■ **SHORT TASK**
In the listing that follows, how many lines contain the string "count"? Provide only the number.

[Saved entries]
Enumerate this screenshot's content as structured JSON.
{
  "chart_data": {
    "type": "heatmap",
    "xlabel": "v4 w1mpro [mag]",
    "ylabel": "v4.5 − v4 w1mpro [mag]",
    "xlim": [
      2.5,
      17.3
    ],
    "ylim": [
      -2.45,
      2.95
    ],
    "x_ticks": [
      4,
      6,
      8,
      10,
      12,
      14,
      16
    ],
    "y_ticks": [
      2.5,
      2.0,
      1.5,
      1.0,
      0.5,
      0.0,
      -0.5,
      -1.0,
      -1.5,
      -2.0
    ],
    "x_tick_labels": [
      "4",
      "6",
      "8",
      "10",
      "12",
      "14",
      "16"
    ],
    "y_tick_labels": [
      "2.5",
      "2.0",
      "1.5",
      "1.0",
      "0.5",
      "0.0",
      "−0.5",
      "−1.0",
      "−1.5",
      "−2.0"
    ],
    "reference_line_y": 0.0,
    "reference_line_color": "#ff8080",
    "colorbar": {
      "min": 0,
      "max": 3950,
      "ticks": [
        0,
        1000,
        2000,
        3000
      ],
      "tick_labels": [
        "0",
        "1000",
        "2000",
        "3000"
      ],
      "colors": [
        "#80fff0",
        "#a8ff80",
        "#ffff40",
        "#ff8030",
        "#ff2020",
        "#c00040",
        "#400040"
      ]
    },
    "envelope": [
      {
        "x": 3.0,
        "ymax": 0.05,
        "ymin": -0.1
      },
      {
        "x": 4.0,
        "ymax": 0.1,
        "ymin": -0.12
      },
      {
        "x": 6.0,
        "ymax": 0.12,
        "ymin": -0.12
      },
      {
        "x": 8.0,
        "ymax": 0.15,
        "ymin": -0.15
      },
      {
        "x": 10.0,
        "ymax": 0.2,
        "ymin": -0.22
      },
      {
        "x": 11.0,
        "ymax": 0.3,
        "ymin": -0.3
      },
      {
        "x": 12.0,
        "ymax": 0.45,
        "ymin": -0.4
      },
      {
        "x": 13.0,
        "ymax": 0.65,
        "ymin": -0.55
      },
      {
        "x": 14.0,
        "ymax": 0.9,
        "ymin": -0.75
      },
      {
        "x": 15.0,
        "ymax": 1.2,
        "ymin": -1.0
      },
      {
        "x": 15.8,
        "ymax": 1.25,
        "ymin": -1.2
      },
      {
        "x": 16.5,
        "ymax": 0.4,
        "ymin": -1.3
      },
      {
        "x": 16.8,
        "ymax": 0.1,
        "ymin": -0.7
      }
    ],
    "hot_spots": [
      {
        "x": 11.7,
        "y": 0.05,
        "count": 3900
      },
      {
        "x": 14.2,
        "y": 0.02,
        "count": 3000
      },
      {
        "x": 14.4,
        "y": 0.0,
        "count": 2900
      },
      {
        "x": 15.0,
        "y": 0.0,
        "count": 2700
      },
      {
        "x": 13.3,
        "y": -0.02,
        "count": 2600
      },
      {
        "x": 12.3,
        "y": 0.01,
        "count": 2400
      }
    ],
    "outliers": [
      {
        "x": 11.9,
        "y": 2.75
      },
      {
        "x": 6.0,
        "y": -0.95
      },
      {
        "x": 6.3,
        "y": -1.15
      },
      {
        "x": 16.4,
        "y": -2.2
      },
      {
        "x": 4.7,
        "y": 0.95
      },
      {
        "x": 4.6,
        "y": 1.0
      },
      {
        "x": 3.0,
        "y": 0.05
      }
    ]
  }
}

■ **EXPECTED ANSWER**
6